(STATED GOAL 1)
Convert the part of the listing that runs from the line with "Patent image size: (874, 495)." to the line with "The pulsed laser beam 216 is at (624, 273).", both included, into a Markdown table with the columns Row and Entry. Give Row a running number and put each line in Entry, leaving out blank lines.

The sales funnel for ordering tickets from the official website looks roughly like this:

  1. Search for tickets. Selecting "only available" actually means "show only those that we don't know are unavailable".
  2. Click on an event. Find out that
     a) the tickets are actually not available at all ("tickets  unavailable" or
     b) only the most expensive tickets are still available (£200+)
     c) there are still tickets you can afford
  3. Add tickets to your shopping list
  4. Proceed to check out and payment
The most infuriating part is that at any of these steps you may find out that the tickets were actually not available after all, even step 4.

What's worse, the shopping list really is a shopping basket, not a wishlist. You cannot just add tickets to all the events you would potentially like to go to and then only pay for one pair of those that are available. If you do that, and in step 4, it turns out that of the 20 tickets you selected, 8 are available, you can only proceed by paying for all 8 tickets or cancel altogether (and probably lose the chance to buy tickets, as they are released into the pool again).

This means that in practice, you keep going through all the steps, adding tickets to your shopping list, proceed to check out, find out they are unavailable, go back to shopping list, remove unavailable tickets, rinse and repeat. It's terrible.

I finally did end up buying tickets, by the way, and I do want to point out some factual errors in the article:

  1. There are email alerts for newly released tickets. They are in the newsletter that you can opt-in for when you create an account on the ticketing website.
  2. While there is no clearly marked option "search all available tickets for all sports on all dates in all venues", there are other ways to search than just by sport. You have to specify one of sport, venue or date, which leaves:
    a) searching by venue or group of venues. Most of the sports are in the "Olympic park venues" or the "London venues", so searching by venue group is a LOT more convenient (see http://cl.ly/image/213p2f0r022p).
    b) searching by date. You can simply select the first day of the Olympics and the last day and it will search all sports on all dates in all venues.
Both things are far from obvious and the usability problems pointed out are real, but for the dedicated it's still possible to get tickets.


I've fallen foul (and from anecdotal evidence, many of my peers too) of the availability displayed not reflecting the actual state of things

I suspect the website uses a materialised view that only refreshes every hour or so.


You're completely correct, search results are cached.

This was easily verifiable when they released tickets while I was searching for tickets a few days ago. If I searched "Olympic Park venues" & "All days" I got very different results compared to search "Olympic Park venues" & "28th July -> 12th August". Clearly those two searches should always return the same result set.

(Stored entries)
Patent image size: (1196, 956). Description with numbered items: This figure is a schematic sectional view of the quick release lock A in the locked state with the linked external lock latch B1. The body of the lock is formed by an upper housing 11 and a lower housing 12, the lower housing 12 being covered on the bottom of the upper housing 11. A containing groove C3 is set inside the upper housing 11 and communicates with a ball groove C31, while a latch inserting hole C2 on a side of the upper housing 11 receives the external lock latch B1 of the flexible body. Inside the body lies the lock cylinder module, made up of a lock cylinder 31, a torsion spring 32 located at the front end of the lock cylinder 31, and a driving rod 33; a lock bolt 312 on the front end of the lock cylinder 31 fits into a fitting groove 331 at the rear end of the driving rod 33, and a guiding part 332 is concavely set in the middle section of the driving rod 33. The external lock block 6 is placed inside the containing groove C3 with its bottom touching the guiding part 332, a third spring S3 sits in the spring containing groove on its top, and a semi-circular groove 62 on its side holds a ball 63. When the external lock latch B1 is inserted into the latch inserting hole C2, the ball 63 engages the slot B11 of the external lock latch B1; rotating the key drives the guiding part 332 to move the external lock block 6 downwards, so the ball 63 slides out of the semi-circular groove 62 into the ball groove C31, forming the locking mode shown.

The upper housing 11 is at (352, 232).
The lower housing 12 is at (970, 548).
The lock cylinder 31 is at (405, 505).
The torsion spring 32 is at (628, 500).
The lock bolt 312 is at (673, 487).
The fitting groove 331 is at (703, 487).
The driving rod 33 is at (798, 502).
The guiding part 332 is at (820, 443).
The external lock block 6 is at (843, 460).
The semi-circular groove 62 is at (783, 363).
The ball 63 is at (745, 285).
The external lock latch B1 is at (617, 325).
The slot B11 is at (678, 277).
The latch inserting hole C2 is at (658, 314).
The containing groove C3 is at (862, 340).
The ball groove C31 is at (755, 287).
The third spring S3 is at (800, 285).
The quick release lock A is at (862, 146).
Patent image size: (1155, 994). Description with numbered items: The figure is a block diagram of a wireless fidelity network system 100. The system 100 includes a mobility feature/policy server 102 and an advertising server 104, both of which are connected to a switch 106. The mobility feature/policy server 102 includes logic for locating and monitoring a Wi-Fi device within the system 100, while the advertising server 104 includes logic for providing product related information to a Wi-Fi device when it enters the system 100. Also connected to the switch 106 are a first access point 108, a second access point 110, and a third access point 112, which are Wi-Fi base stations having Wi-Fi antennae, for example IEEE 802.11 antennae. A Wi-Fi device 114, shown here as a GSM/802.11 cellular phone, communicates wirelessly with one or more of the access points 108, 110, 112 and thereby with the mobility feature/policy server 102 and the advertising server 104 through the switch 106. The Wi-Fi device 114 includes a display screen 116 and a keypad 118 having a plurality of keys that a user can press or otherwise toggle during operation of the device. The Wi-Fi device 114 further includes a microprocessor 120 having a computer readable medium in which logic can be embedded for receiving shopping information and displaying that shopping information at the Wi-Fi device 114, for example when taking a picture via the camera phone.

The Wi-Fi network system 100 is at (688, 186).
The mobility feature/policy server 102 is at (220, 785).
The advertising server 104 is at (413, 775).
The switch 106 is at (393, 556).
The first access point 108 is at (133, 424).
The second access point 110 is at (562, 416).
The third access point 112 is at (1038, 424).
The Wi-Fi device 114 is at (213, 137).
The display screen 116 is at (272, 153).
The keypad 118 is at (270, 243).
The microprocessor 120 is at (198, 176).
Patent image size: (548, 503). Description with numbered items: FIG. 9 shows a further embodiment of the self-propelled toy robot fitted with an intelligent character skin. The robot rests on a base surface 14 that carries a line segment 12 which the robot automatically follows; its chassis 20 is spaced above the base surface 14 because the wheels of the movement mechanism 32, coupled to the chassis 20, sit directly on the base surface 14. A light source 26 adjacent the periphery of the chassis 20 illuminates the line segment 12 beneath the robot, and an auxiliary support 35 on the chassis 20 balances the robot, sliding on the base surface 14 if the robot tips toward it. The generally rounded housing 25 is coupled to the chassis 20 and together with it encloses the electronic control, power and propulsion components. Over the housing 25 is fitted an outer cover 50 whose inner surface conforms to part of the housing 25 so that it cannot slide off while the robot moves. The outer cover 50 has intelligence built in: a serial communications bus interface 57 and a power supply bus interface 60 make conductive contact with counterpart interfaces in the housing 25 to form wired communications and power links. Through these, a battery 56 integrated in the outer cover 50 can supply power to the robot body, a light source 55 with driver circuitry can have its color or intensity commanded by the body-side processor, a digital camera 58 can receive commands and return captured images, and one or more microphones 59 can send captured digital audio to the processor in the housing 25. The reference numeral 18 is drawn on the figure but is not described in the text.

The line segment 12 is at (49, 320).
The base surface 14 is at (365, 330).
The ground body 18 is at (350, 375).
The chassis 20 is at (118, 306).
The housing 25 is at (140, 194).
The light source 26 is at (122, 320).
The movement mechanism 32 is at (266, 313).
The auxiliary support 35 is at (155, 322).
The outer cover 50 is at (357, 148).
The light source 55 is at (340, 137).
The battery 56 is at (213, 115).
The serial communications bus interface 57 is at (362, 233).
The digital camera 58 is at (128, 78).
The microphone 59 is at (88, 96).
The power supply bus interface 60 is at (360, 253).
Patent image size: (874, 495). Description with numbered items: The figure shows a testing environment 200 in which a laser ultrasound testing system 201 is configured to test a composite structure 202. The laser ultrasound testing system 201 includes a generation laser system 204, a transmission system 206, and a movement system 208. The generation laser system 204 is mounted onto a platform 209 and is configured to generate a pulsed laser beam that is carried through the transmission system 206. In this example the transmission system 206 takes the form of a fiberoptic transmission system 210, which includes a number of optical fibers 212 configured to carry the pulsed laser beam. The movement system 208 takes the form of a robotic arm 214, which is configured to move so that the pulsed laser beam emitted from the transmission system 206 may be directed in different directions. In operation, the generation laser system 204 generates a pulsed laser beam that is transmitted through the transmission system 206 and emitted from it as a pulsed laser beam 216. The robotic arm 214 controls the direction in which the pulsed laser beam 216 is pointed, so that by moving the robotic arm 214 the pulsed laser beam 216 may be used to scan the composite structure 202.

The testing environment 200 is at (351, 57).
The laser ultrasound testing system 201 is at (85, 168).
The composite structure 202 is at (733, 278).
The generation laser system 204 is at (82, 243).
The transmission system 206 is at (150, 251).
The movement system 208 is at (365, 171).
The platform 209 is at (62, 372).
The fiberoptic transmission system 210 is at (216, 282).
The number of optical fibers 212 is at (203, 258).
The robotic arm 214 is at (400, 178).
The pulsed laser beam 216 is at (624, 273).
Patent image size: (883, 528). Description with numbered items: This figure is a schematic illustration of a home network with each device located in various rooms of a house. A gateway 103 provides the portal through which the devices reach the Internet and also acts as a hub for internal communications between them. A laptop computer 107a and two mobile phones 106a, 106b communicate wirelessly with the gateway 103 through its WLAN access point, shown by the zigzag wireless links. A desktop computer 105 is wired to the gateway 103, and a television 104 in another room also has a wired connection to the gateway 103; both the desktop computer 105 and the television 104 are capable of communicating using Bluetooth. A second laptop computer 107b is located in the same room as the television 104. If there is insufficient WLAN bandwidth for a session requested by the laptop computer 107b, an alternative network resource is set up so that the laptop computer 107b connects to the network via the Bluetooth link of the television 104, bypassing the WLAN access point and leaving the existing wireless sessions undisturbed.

(STATED GOAL 2)
According to the passage, where are the email alerts for newly released tickets found?

(RIGHT ANSWER 1)
| Row | Entry |
|---|---|
| 1 | Patent image size: (874, 495). Description with numbered items: The figure shows a testing environment 200 in which a laser ultrasound testing system 201 is configured to test a composite structure 202. The laser ultrasound testing system 201 includes a generation laser system 204, a transmission system 206, and a movement system 208. The generation laser system 204 is mounted onto a platform 209 and is configured to generate a pulsed laser beam that is carried through the transmission system 206. In this example the transmission system 206 takes the form of a fiberoptic transmission system 210, which includes a number of optical fibers 212 configured to carry the pulsed laser beam. The movement system 208 takes the form of a robotic arm 214, which is configured to move so that the pulsed laser beam emitted from the transmission system 206 may be directed in different directions. In operation, the generation laser system 204 generates a pulsed laser beam that is transmitted through the transmission system 206 and emitted from it as a pulsed laser beam 216. The robotic arm 214 controls the direction in which the pulsed laser beam 216 is pointed, so that by moving the robotic arm 214 the pulsed laser beam 216 may be used to scan the composite structure 202. |
| 2 | The testing environment 200 is at (351, 57). |
| 3 | The laser ultrasound testing system 201 is at (85, 168). |
| 4 | The composite structure 202 is at (733, 278). |
| 5 | The generation laser system 204 is at (82, 243). |
| 6 | The transmission system 206 is at (150, 251). |
| 7 | The movement system 208 is at (365, 171). |
| 8 | The platform 209 is at (62, 372). |
| 9 | The fiberoptic transmission system 210 is at (216, 282). |
| 10 | The number of optical fibers 212 is at (203, 258). |
| 11 | The robotic arm 214 is at (400, 178). |
| 12 | The pulsed laser beam 216 is at (624, 273). |

(RIGHT ANSWER 2)
They are in the newsletter that you can opt in to when you create an account on the ticketing website.